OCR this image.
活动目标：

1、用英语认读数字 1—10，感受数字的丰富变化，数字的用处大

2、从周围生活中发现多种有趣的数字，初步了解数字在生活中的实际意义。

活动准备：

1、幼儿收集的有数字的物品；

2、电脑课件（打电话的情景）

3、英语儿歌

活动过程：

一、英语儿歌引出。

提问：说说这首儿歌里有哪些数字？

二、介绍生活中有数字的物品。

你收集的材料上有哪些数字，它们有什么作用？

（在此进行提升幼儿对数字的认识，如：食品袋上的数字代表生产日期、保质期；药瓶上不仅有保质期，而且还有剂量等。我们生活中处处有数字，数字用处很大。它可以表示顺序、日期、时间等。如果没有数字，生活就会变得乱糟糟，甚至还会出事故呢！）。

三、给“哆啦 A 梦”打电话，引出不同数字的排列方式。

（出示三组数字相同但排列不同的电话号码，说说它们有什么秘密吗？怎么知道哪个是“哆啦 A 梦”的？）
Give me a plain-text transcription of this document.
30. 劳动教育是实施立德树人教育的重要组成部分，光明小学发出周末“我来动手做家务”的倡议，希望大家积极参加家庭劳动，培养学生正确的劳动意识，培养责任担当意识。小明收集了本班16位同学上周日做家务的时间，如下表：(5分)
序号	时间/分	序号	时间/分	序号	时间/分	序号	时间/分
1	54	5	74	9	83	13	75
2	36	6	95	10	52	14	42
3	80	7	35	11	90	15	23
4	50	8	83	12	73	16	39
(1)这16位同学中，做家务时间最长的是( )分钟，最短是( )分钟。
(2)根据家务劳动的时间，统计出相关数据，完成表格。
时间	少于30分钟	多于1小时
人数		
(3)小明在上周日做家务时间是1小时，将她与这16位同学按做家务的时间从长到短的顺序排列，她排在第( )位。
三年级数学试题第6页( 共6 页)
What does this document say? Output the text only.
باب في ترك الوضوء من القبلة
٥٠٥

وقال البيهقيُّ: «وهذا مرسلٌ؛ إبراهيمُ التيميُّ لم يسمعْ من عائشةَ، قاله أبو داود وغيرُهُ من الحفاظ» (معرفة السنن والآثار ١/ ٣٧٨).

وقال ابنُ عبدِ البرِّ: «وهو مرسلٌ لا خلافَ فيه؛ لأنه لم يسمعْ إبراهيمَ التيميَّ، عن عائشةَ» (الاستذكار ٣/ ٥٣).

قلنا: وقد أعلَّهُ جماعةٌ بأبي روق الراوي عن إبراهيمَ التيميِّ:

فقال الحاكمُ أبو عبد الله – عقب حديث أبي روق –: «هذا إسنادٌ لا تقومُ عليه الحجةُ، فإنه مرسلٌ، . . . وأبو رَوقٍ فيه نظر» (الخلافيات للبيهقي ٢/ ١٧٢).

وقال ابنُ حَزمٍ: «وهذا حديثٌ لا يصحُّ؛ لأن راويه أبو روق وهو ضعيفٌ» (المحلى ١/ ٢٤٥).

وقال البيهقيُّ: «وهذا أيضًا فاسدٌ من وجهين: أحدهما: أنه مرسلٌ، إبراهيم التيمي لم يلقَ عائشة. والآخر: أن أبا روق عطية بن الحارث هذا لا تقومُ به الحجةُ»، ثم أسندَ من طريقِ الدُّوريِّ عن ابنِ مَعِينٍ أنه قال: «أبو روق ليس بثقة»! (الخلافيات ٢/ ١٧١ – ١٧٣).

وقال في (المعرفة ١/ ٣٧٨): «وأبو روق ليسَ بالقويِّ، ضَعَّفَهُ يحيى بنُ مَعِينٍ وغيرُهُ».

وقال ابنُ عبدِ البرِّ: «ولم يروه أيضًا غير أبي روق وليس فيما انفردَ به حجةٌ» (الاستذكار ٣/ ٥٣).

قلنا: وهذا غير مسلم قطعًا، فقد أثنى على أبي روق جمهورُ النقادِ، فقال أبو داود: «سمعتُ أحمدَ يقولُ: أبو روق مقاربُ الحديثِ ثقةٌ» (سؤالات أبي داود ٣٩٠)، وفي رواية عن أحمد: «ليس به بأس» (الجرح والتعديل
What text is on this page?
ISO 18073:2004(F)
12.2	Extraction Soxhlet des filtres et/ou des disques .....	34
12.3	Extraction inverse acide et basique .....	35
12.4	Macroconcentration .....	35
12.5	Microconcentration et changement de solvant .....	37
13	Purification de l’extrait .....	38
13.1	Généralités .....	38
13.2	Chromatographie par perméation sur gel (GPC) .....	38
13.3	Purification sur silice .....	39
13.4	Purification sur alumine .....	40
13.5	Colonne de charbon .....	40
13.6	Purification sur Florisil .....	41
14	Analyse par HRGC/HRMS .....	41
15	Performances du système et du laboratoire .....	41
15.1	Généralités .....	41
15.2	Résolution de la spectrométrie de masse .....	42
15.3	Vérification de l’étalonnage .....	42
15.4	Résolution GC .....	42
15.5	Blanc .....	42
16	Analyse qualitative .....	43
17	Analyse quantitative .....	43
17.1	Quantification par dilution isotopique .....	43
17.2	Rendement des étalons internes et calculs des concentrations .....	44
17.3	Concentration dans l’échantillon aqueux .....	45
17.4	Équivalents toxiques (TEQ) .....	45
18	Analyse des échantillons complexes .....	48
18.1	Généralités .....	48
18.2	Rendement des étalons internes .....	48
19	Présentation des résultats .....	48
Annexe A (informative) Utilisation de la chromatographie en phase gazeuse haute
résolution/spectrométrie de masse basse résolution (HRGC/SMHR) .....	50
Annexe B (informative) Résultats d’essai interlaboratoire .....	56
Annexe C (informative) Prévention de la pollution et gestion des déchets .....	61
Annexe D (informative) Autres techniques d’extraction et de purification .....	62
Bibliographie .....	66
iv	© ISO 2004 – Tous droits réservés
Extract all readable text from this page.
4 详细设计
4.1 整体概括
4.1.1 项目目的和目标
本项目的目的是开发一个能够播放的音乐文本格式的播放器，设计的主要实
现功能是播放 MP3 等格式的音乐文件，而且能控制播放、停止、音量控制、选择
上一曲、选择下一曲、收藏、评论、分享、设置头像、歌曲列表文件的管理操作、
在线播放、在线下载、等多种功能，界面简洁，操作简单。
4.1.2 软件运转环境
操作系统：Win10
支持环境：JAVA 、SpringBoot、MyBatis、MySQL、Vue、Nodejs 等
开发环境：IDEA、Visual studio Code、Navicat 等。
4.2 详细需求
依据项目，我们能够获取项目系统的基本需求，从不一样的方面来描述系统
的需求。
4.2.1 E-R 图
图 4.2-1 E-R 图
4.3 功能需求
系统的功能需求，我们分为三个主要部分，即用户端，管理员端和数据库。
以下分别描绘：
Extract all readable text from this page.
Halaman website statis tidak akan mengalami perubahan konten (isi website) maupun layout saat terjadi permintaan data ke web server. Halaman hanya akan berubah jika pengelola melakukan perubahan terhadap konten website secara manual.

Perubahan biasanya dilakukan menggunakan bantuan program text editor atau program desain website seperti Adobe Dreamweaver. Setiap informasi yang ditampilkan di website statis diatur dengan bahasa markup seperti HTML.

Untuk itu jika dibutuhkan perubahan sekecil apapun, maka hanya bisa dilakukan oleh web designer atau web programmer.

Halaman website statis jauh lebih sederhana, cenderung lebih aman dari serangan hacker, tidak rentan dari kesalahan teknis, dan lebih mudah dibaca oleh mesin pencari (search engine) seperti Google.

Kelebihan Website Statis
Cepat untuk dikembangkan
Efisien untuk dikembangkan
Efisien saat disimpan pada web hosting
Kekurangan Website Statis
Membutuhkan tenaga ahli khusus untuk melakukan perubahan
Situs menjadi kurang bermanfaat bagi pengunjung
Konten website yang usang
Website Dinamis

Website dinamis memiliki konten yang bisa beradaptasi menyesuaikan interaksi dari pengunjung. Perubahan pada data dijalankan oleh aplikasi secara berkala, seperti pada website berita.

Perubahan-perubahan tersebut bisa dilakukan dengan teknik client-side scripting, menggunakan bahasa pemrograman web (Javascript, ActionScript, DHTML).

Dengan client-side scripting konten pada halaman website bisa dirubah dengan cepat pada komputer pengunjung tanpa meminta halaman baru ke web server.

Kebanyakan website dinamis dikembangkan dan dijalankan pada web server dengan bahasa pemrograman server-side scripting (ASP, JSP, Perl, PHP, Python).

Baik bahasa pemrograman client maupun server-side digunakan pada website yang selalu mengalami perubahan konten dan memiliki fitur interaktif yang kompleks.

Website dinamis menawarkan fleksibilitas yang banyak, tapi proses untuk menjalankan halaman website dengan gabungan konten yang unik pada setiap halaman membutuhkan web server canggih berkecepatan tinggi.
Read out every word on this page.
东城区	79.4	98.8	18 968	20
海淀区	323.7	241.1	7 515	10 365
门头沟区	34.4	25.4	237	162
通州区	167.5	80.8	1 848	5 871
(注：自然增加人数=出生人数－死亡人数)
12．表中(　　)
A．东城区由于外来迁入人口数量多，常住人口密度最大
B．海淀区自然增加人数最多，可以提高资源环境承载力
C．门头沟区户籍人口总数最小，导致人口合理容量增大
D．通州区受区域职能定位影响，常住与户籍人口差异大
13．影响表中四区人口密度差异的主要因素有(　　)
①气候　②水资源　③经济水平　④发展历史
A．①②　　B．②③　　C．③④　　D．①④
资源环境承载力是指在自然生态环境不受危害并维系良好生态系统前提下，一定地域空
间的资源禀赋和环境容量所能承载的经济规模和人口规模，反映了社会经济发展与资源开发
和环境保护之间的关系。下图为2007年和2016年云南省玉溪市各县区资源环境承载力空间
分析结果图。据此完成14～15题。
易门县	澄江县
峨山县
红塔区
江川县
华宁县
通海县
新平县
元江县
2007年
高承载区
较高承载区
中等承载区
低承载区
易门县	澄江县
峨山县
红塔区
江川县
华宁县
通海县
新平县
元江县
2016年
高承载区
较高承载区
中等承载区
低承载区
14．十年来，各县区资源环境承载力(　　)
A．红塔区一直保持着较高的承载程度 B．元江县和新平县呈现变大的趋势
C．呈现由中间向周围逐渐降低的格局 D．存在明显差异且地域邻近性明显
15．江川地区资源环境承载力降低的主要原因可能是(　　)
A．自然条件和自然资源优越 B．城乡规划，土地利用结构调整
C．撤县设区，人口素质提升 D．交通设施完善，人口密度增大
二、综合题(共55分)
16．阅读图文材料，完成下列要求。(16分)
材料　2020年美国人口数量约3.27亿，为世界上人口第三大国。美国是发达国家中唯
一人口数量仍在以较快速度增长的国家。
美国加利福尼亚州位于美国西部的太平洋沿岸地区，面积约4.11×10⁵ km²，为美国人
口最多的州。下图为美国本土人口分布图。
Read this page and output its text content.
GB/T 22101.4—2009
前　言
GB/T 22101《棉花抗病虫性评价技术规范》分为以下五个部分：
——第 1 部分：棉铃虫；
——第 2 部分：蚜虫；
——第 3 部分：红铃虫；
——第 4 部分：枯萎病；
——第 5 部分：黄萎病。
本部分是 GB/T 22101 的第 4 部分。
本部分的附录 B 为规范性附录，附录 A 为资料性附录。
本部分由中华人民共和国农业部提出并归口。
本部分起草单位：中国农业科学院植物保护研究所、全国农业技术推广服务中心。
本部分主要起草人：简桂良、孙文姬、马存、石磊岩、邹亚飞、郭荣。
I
_ _ _ _
▶ _Direction_:
Copy each line of the records that contains the word "HRGC".

▶ _Result for this task_:
14	Analyse par HRGC/HRMS .....	41
résolution/spectrométrie de masse basse résolution (HRGC/SMHR) .....	50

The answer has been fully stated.